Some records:
-*-*-
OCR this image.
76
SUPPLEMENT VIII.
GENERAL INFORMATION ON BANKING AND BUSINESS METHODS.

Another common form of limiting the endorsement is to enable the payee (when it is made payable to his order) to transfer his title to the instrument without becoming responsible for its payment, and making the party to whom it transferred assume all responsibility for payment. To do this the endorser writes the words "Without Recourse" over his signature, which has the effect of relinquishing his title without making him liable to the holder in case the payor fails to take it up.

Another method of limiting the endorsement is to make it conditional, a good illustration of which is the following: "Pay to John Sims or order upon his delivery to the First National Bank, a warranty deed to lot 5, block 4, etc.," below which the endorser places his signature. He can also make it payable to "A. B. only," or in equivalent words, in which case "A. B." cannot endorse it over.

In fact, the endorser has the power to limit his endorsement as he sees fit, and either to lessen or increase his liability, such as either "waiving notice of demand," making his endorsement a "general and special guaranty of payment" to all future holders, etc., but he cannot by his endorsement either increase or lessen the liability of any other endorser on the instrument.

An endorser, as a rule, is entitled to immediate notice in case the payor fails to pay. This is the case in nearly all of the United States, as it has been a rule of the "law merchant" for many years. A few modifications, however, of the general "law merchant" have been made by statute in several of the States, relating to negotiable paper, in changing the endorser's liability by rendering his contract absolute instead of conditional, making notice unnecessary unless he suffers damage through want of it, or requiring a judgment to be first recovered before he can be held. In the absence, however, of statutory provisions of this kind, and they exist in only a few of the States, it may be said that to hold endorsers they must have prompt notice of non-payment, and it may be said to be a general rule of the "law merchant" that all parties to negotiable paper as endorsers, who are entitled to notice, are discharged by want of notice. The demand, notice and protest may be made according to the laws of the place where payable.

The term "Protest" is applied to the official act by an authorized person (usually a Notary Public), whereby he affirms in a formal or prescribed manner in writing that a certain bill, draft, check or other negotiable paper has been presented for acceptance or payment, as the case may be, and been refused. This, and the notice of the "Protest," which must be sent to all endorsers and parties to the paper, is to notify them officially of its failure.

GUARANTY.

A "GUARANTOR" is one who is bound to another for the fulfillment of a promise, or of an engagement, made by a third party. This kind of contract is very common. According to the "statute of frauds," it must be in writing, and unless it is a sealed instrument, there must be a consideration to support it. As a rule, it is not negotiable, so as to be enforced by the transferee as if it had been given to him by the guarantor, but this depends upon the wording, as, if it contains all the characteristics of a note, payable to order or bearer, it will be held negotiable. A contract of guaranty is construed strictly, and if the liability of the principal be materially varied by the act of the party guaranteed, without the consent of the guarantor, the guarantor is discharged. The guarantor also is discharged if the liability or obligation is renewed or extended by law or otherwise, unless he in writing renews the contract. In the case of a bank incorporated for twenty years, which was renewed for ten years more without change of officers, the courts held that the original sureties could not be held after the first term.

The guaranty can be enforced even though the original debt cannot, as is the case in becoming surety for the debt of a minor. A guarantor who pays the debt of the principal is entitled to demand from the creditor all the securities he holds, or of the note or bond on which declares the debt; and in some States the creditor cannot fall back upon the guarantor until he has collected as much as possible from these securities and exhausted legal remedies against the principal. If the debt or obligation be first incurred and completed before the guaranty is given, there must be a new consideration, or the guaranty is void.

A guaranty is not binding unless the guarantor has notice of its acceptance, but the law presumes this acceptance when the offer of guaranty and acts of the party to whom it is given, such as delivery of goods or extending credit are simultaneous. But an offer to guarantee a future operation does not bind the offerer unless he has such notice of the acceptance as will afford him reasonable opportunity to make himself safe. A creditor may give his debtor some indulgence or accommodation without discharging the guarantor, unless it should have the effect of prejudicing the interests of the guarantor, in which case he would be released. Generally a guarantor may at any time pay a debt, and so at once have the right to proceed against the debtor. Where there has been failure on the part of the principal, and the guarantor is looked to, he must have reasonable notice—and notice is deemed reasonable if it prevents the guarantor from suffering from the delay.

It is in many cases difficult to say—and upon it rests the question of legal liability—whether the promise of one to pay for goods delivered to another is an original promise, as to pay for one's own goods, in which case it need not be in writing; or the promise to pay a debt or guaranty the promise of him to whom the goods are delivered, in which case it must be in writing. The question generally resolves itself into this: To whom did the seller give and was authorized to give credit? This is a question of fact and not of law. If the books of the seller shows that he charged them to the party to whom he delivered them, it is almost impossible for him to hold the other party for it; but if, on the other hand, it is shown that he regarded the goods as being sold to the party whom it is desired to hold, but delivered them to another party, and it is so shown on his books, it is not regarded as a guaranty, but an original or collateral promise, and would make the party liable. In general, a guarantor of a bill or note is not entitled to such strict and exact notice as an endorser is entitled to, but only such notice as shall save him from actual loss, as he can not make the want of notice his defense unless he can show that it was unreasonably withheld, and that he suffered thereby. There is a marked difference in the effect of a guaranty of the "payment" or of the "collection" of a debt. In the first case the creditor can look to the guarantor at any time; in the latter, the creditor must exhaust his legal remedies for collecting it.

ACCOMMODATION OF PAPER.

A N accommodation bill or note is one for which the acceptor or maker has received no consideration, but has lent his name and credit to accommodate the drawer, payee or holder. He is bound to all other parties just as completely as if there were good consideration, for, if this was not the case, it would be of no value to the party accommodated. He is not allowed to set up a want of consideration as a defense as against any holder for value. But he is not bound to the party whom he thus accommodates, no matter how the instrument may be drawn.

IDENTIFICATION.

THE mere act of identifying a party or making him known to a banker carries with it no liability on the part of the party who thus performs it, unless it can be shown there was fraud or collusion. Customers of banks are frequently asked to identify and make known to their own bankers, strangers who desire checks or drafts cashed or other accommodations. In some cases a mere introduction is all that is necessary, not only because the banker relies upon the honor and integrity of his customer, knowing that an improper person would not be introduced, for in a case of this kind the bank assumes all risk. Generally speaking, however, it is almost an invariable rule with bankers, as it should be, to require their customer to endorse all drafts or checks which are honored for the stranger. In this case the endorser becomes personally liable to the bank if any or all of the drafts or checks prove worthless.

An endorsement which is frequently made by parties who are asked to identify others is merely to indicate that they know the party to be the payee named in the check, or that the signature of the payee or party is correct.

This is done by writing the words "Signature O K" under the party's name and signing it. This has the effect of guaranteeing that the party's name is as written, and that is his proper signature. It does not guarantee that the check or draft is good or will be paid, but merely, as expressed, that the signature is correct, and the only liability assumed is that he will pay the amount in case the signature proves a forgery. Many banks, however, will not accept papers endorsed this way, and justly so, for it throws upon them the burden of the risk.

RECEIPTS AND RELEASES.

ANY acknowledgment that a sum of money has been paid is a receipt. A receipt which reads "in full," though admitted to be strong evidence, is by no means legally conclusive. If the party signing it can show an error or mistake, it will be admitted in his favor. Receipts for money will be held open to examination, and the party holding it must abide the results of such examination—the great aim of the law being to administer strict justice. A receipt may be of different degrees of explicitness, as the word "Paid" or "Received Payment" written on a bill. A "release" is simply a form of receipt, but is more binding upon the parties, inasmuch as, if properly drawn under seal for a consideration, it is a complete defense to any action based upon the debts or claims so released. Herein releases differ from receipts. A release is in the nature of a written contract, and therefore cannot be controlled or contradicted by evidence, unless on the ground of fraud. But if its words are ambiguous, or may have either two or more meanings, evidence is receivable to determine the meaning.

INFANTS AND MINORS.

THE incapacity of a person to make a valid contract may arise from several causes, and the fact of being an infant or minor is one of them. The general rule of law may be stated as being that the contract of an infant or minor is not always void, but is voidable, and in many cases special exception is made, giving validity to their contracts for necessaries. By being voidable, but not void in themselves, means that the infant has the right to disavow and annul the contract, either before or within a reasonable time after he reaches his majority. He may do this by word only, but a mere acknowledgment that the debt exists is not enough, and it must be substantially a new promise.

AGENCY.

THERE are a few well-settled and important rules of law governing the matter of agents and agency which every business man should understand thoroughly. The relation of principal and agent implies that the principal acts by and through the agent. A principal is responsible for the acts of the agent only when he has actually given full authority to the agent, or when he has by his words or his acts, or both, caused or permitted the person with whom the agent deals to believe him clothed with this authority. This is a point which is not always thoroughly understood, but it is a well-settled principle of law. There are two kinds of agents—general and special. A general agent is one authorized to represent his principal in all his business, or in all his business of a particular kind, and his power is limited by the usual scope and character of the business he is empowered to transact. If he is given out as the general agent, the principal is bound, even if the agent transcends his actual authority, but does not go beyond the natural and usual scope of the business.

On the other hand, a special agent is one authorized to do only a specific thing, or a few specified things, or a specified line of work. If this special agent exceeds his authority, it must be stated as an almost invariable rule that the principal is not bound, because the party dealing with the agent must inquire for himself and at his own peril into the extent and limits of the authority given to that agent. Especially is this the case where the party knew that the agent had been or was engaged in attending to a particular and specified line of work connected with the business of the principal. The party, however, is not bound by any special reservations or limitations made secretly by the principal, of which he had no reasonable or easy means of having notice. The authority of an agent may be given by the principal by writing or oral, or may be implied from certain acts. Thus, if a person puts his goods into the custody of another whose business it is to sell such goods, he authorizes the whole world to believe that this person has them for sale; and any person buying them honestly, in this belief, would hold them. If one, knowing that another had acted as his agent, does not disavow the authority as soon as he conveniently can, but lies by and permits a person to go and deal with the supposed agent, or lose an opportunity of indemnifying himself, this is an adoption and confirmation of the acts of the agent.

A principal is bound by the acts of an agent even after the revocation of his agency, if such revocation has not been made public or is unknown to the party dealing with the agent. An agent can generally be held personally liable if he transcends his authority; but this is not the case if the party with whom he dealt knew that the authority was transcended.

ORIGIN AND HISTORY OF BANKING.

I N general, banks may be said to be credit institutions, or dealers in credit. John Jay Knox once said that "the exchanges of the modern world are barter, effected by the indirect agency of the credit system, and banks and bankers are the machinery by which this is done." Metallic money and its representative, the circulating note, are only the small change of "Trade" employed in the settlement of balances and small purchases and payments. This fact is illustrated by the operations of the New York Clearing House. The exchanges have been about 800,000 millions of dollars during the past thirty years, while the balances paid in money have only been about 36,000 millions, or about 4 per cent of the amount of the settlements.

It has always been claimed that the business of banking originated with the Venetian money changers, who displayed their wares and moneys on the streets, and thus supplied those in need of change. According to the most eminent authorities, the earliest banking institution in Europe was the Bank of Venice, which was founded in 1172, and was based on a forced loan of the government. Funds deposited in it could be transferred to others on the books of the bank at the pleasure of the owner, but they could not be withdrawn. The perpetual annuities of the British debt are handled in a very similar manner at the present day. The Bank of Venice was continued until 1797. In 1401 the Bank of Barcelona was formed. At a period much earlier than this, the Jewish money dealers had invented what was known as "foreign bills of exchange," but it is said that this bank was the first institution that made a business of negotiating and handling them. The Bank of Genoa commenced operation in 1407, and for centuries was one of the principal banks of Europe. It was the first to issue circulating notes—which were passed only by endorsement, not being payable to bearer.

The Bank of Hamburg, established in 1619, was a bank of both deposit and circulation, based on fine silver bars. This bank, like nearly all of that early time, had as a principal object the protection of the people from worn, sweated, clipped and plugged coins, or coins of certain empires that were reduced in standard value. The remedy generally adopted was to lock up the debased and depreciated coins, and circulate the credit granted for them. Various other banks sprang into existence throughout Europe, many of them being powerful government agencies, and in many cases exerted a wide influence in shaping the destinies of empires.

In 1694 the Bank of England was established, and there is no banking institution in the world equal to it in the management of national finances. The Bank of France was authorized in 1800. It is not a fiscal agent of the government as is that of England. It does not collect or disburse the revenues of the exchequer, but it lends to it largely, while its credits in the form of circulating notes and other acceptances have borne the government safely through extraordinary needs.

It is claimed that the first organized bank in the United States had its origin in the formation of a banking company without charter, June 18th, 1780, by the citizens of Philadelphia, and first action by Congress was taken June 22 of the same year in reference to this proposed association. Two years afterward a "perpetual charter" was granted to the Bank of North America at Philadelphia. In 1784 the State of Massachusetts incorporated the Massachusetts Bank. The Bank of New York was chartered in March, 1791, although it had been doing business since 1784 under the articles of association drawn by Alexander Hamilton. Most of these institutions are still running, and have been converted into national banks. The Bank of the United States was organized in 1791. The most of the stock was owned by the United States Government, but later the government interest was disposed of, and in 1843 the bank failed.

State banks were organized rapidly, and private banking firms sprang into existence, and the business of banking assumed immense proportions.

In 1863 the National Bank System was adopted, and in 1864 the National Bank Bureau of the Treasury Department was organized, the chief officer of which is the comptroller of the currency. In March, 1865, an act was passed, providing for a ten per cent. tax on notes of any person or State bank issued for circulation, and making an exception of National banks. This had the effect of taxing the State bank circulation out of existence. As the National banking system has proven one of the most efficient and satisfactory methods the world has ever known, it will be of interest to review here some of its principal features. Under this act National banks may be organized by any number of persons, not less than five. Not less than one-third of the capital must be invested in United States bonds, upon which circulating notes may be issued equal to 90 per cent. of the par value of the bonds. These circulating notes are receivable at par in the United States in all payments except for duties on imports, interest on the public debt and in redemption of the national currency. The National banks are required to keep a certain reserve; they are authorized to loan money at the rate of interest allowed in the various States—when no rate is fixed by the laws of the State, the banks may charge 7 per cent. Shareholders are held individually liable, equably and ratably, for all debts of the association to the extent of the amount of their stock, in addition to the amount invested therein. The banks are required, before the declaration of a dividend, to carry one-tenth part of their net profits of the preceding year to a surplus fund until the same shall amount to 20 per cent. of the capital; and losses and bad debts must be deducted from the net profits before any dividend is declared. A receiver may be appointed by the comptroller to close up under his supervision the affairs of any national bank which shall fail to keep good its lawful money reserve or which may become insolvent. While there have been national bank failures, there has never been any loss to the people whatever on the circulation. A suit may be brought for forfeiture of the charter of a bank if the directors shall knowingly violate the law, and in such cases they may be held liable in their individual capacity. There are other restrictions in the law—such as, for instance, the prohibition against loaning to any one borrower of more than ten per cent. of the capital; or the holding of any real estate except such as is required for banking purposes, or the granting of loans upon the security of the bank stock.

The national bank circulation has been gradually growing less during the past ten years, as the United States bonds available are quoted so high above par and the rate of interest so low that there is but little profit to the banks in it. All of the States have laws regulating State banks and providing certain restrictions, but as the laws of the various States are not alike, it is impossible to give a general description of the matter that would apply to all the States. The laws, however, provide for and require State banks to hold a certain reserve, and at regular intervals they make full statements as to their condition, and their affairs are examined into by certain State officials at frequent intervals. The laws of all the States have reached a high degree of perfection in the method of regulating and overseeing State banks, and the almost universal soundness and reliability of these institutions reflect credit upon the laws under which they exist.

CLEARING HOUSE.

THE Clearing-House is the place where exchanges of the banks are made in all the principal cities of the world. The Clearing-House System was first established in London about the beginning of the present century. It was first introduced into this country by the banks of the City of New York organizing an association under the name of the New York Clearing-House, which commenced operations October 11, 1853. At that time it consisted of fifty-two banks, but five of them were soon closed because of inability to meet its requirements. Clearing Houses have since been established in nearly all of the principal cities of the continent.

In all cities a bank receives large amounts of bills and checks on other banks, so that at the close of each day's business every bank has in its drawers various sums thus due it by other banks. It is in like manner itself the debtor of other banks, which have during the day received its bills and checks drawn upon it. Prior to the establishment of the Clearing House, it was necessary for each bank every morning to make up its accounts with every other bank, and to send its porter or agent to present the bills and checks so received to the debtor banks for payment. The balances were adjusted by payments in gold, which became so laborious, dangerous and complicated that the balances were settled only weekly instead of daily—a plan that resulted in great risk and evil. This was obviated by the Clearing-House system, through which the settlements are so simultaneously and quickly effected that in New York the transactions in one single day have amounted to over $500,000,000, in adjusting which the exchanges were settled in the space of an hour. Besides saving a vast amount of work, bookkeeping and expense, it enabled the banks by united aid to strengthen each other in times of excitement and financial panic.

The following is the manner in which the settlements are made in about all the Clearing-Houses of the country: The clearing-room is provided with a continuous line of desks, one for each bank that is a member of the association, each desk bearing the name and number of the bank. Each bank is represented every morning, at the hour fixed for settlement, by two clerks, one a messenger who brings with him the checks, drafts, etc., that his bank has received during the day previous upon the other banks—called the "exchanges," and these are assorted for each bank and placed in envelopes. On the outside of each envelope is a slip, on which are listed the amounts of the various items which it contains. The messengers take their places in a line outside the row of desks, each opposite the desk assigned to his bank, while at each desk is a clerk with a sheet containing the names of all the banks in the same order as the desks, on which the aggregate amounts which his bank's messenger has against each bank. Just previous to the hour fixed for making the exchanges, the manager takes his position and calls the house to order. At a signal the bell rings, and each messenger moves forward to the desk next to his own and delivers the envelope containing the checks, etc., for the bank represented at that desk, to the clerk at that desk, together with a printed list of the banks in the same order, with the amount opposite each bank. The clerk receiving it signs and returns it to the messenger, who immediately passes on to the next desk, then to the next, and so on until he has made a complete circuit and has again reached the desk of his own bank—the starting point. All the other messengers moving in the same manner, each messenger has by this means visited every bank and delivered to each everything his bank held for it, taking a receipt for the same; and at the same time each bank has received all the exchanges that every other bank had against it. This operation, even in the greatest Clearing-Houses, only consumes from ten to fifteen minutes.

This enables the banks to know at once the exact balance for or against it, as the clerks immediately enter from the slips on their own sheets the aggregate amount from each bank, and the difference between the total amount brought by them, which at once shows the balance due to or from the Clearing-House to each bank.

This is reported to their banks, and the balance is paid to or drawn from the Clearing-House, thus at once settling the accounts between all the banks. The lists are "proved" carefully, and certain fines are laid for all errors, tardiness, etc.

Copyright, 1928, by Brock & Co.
-*-*-
Stated exercise: Copy every line of the material in which the word "knew" occurs.

Answer below:
On the other hand, a special agent is one authorized to do only a specific thing, or a few specified things, or a specified line of work. If this special agent exceeds his authority, it must be stated as an almost invariable rule that the principal is not bound, because the party dealing with the agent must inquire for himself and at his own peril into the extent and limits of the authority given to that agent. Especially is this the case where the party knew that the agent had been or was engaged in attending to a particular and specified line of work connected with the business of the principal. The party, however, is not bound by any special reservations or limitations made secretly by the principal, of which he had no reasonable or easy means of having notice. The authority of an agent may be given by the principal by writing or oral, or may be implied from certain acts. Thus, if a person puts his goods into the custody of another whose business it is to sell such goods, he authorizes the whole world to believe that this person has them for sale; and any person buying them honestly, in this belief, would hold them. If one, knowing that another had acted as his agent, does not disavow the authority as soon as he conveniently can, but lies by and permits a person to go and deal with the supposed agent, or lose an opportunity of indemnifying himself, this is an adoption and confirmation of the acts of the agent.
A principal is bound by the acts of an agent even after the revocation of his agency, if such revocation has not been made public or is unknown to the party dealing with the agent. An agent can generally be held personally liable if he transcends his authority; but this is not the case if the party with whom he dealt knew that the authority was transcended.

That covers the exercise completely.